▶ **INPUT**

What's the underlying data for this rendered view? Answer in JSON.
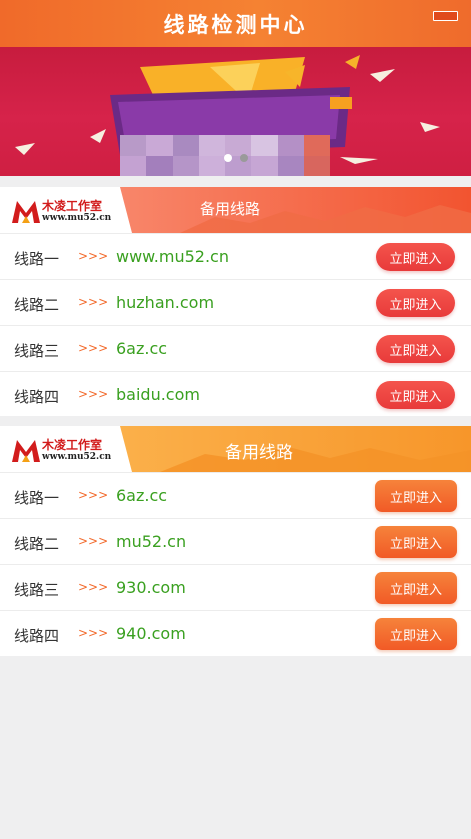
{
  "header": {
    "title": "线路检测中心"
  },
  "banner": {
    "slide_count": 2,
    "active_slide": 1
  },
  "brand": {
    "name": "木凌工作室",
    "url": "www.mu52.cn"
  },
  "sections": [
    {
      "title": "备用线路",
      "rows": [
        {
          "label": "线路一",
          "arrows": ">>>",
          "url": "www.mu52.cn",
          "button": "立即进入"
        },
        {
          "label": "线路二",
          "arrows": ">>>",
          "url": "huzhan.com",
          "button": "立即进入"
        },
        {
          "label": "线路三",
          "arrows": ">>>",
          "url": "6az.cc",
          "button": "立即进入"
        },
        {
          "label": "线路四",
          "arrows": ">>>",
          "url": "baidu.com",
          "button": "立即进入"
        }
      ]
    },
    {
      "title": "备用线路",
      "rows": [
        {
          "label": "线路一",
          "arrows": ">>>",
          "url": "6az.cc",
          "button": "立即进入"
        },
        {
          "label": "线路二",
          "arrows": ">>>",
          "url": "mu52.cn",
          "button": "立即进入"
        },
        {
          "label": "线路三",
          "arrows": ">>>",
          "url": "930.com",
          "button": "立即进入"
        },
        {
          "label": "线路四",
          "arrows": ">>>",
          "url": "940.com",
          "button": "立即进入"
        }
      ]
    }
  ],
  "colors": {
    "header": "#f06a2a",
    "url_text": "#3aa020",
    "arrows": "#f26a2c",
    "button_red": "#f04848",
    "button_orange": "#f26a2c"
  }
}
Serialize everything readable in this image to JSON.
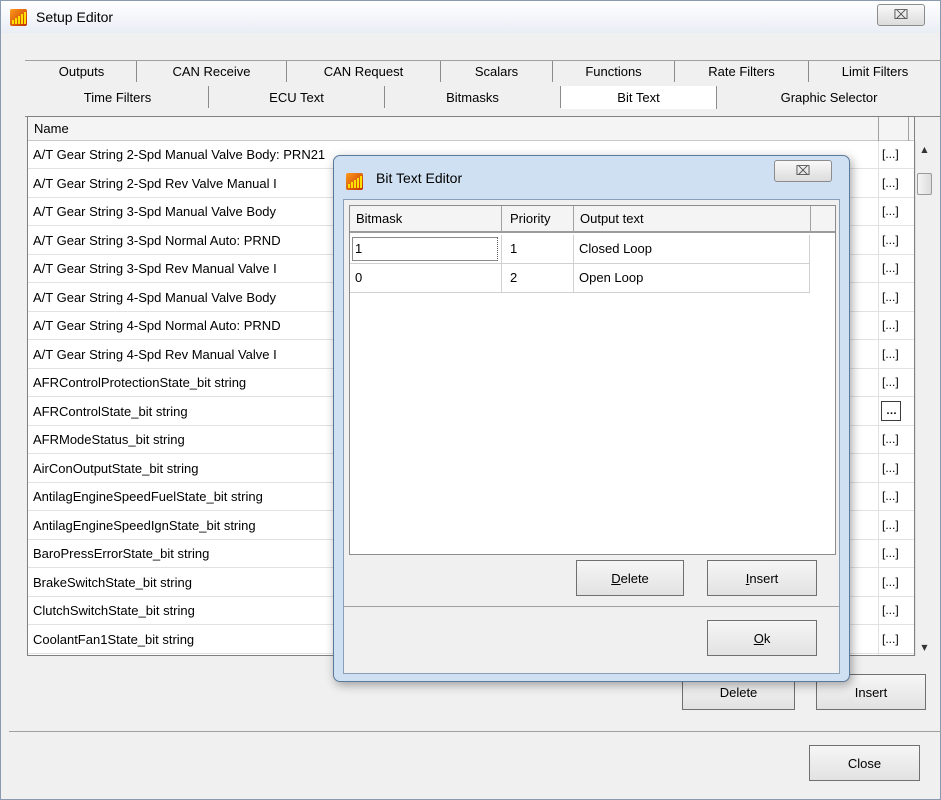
{
  "window": {
    "title": "Setup Editor",
    "close_glyph": "⌧"
  },
  "tabs_row1": [
    "Outputs",
    "CAN Receive",
    "CAN Request",
    "Scalars",
    "Functions",
    "Rate Filters",
    "Limit Filters"
  ],
  "tabs_row2": [
    "Time Filters",
    "ECU Text",
    "Bitmasks",
    "Bit Text",
    "Graphic Selector"
  ],
  "selected_tab": "Bit Text",
  "grid": {
    "header": "Name",
    "ellipsis": "[...]",
    "active_ellipsis": "…",
    "rows": [
      "A/T Gear String 2-Spd Manual Valve Body: PRN21",
      "A/T Gear String 2-Spd Rev Valve Manual I",
      "A/T Gear String 3-Spd Manual Valve Body",
      "A/T Gear String 3-Spd Normal Auto: PRND",
      "A/T Gear String 3-Spd Rev Manual Valve I",
      "A/T Gear String 4-Spd Manual Valve Body",
      "A/T Gear String 4-Spd Normal Auto: PRND",
      "A/T Gear String 4-Spd Rev Manual Valve I",
      "AFRControlProtectionState_bit string",
      "AFRControlState_bit string",
      "AFRModeStatus_bit string",
      "AirConOutputState_bit string",
      "AntilagEngineSpeedFuelState_bit string",
      "AntilagEngineSpeedIgnState_bit string",
      "BaroPressErrorState_bit string",
      "BrakeSwitchState_bit string",
      "ClutchSwitchState_bit string",
      "CoolantFan1State_bit string"
    ]
  },
  "buttons": {
    "delete": "Delete",
    "insert": "Insert",
    "close": "Close"
  },
  "dialog": {
    "title": "Bit Text Editor",
    "close_glyph": "⌧",
    "columns": [
      "Bitmask",
      "Priority",
      "Output text"
    ],
    "rows": [
      {
        "bitmask": "1",
        "priority": "1",
        "text": "Closed Loop"
      },
      {
        "bitmask": "0",
        "priority": "2",
        "text": "Open Loop"
      }
    ],
    "delete_hotkey": "D",
    "delete_rest": "elete",
    "insert_hotkey": "I",
    "insert_rest": "nsert",
    "ok_hotkey": "O",
    "ok_rest": "k"
  },
  "icons": {
    "app": "setup-editor-app-icon",
    "scroll_up": "scroll-up-arrow-icon",
    "scroll_down": "scroll-down-arrow-icon"
  }
}
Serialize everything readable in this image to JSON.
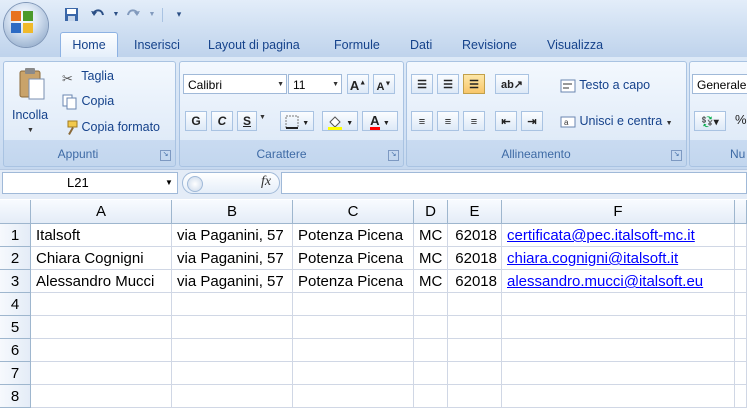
{
  "quick_access": {
    "save": "save-icon",
    "undo": "undo-icon",
    "redo": "redo-icon",
    "customize": "customize-icon"
  },
  "tabs": [
    "Home",
    "Inserisci",
    "Layout di pagina",
    "Formule",
    "Dati",
    "Revisione",
    "Visualizza"
  ],
  "ribbon": {
    "appunti": {
      "label": "Appunti",
      "paste": "Incolla",
      "cut": "Taglia",
      "copy": "Copia",
      "format_painter": "Copia formato"
    },
    "carattere": {
      "label": "Carattere",
      "font": "Calibri",
      "size": "11",
      "bold": "G",
      "italic": "C",
      "underline": "S"
    },
    "allineamento": {
      "label": "Allineamento",
      "wrap": "Testo a capo",
      "merge": "Unisci e centra"
    },
    "numeri": {
      "label": "Nu",
      "format": "Generale",
      "percent": "%"
    }
  },
  "name_box": "L21",
  "fx": "fx",
  "columns": [
    "A",
    "B",
    "C",
    "D",
    "E",
    "F"
  ],
  "rows": [
    {
      "n": "1",
      "cells": [
        "Italsoft",
        "via Paganini, 57",
        "Potenza Picena",
        "MC",
        "62018",
        "certificata@pec.italsoft-mc.it"
      ]
    },
    {
      "n": "2",
      "cells": [
        "Chiara Cognigni",
        "via Paganini, 57",
        "Potenza Picena",
        "MC",
        "62018",
        "chiara.cognigni@italsoft.it"
      ]
    },
    {
      "n": "3",
      "cells": [
        "Alessandro Mucci",
        "via Paganini, 57",
        "Potenza Picena",
        "MC",
        "62018",
        "alessandro.mucci@italsoft.eu"
      ]
    },
    {
      "n": "4",
      "cells": [
        "",
        "",
        "",
        "",
        "",
        ""
      ]
    },
    {
      "n": "5",
      "cells": [
        "",
        "",
        "",
        "",
        "",
        ""
      ]
    },
    {
      "n": "6",
      "cells": [
        "",
        "",
        "",
        "",
        "",
        ""
      ]
    },
    {
      "n": "7",
      "cells": [
        "",
        "",
        "",
        "",
        "",
        ""
      ]
    },
    {
      "n": "8",
      "cells": [
        "",
        "",
        "",
        "",
        "",
        ""
      ]
    }
  ],
  "colors": {
    "accent": "#15428b",
    "link": "#0000ff",
    "font_color_bar": "#ff0000",
    "highlight_bar": "#ffff00"
  }
}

▶ **SHORT PROBLEM**
From the data above, write out everything exactly except the pictures.

▶ **THE ANSWER**
What's the underlying data for this rendered view? Answer in JSON.
{
  "header": {
    "title": "线路检测中心"
  },
  "banner": {
    "slide_count": 2,
    "active_slide": 1
  },
  "brand": {
    "name": "木凌工作室",
    "url": "www.mu52.cn"
  },
  "sections": [
    {
      "title": "备用线路",
      "rows": [
        {
          "label": "线路一",
          "arrows": ">>>",
          "url": "www.mu52.cn",
          "button": "立即进入"
        },
        {
          "label": "线路二",
          "arrows": ">>>",
          "url": "huzhan.com",
          "button": "立即进入"
        },
        {
          "label": "线路三",
          "arrows": ">>>",
          "url": "6az.cc",
          "button": "立即进入"
        },
        {
          "label": "线路四",
          "arrows": ">>>",
          "url": "baidu.com",
          "button": "立即进入"
        }
      ]
    },
    {
      "title": "备用线路",
      "rows": [
        {
          "label": "线路一",
          "arrows": ">>>",
          "url": "6az.cc",
          "button": "立即进入"
        },
        {
          "label": "线路二",
          "arrows": ">>>",
          "url": "mu52.cn",
          "button": "立即进入"
        },
        {
          "label": "线路三",
          "arrows": ">>>",
          "url": "930.com",
          "button": "立即进入"
        },
        {
          "label": "线路四",
          "arrows": ">>>",
          "url": "940.com",
          "button": "立即进入"
        }
      ]
    }
  ],
  "colors": {
    "header": "#f06a2a",
    "url_text": "#3aa020",
    "arrows": "#f26a2c",
    "button_red": "#f04848",
    "button_orange": "#f26a2c"
  }
}
Serialize everything readable in this image to JSON.
{
  "window": {
    "title": "Setup Editor",
    "close_glyph": "⌧"
  },
  "tabs_row1": [
    "Outputs",
    "CAN Receive",
    "CAN Request",
    "Scalars",
    "Functions",
    "Rate Filters",
    "Limit Filters"
  ],
  "tabs_row2": [
    "Time Filters",
    "ECU Text",
    "Bitmasks",
    "Bit Text",
    "Graphic Selector"
  ],
  "selected_tab": "Bit Text",
  "grid": {
    "header": "Name",
    "ellipsis": "[...]",
    "active_ellipsis": "…",
    "rows": [
      "A/T Gear String 2-Spd Manual Valve Body: PRN21",
      "A/T Gear String 2-Spd Rev Valve Manual I",
      "A/T Gear String 3-Spd Manual Valve Body",
      "A/T Gear String 3-Spd Normal Auto: PRND",
      "A/T Gear String 3-Spd Rev Manual Valve I",
      "A/T Gear String 4-Spd Manual Valve Body",
      "A/T Gear String 4-Spd Normal Auto: PRND",
      "A/T Gear String 4-Spd Rev Manual Valve I",
      "AFRControlProtectionState_bit string",
      "AFRControlState_bit string",
      "AFRModeStatus_bit string",
      "AirConOutputState_bit string",
      "AntilagEngineSpeedFuelState_bit string",
      "AntilagEngineSpeedIgnState_bit string",
      "BaroPressErrorState_bit string",
      "BrakeSwitchState_bit string",
      "ClutchSwitchState_bit string",
      "CoolantFan1State_bit string"
    ]
  },
  "buttons": {
    "delete": "Delete",
    "insert": "Insert",
    "close": "Close"
  },
  "dialog": {
    "title": "Bit Text Editor",
    "close_glyph": "⌧",
    "columns": [
      "Bitmask",
      "Priority",
      "Output text"
    ],
    "rows": [
      {
        "bitmask": "1",
        "priority": "1",
        "text": "Closed Loop"
      },
      {
        "bitmask": "0",
        "priority": "2",
        "text": "Open Loop"
      }
    ],
    "delete_hotkey": "D",
    "delete_rest": "elete",
    "insert_hotkey": "I",
    "insert_rest": "nsert",
    "ok_hotkey": "O",
    "ok_rest": "k"
  },
  "icons": {
    "app": "setup-editor-app-icon",
    "scroll_up": "scroll-up-arrow-icon",
    "scroll_down": "scroll-down-arrow-icon"
  }
}
Serialize everything readable in this image to JSON.
{
  "quick_access": {
    "save": "save-icon",
    "undo": "undo-icon",
    "redo": "redo-icon",
    "customize": "customize-icon"
  },
  "tabs": [
    "Home",
    "Inserisci",
    "Layout di pagina",
    "Formule",
    "Dati",
    "Revisione",
    "Visualizza"
  ],
  "ribbon": {
    "appunti": {
      "label": "Appunti",
      "paste": "Incolla",
      "cut": "Taglia",
      "copy": "Copia",
      "format_painter": "Copia formato"
    },
    "carattere": {
      "label": "Carattere",
      "font": "Calibri",
      "size": "11",
      "bold": "G",
      "italic": "C",
      "underline": "S"
    },
    "allineamento": {
      "label": "Allineamento",
      "wrap": "Testo a capo",
      "merge": "Unisci e centra"
    },
    "numeri": {
      "label": "Nu",
      "format": "Generale",
      "percent": "%"
    }
  },
  "name_box": "L21",
  "fx": "fx",
  "columns": [
    "A",
    "B",
    "C",
    "D",
    "E",
    "F"
  ],
  "rows": [
    {
      "n": "1",
      "cells": [
        "Italsoft",
        "via Paganini, 57",
        "Potenza Picena",
        "MC",
        "62018",
        "certificata@pec.italsoft-mc.it"
      ]
    },
    {
      "n": "2",
      "cells": [
        "Chiara Cognigni",
        "via Paganini, 57",
        "Potenza Picena",
        "MC",
        "62018",
        "chiara.cognigni@italsoft.it"
      ]
    },
    {
      "n": "3",
      "cells": [
        "Alessandro Mucci",
        "via Paganini, 57",
        "Potenza Picena",
        "MC",
        "62018",
        "alessandro.mucci@italsoft.eu"
      ]
    },
    {
      "n": "4",
      "cells": [
        "",
        "",
        "",
        "",
        "",
        ""
      ]
    },
    {
      "n": "5",
      "cells": [
        "",
        "",
        "",
        "",
        "",
        ""
      ]
    },
    {
      "n": "6",
      "cells": [
        "",
        "",
        "",
        "",
        "",
        ""
      ]
    },
    {
      "n": "7",
      "cells": [
        "",
        "",
        "",
        "",
        "",
        ""
      ]
    },
    {
      "n": "8",
      "cells": [
        "",
        "",
        "",
        "",
        "",
        ""
      ]
    }
  ],
  "colors": {
    "accent": "#15428b",
    "link": "#0000ff",
    "font_color_bar": "#ff0000",
    "highlight_bar": "#ffff00"
  }
}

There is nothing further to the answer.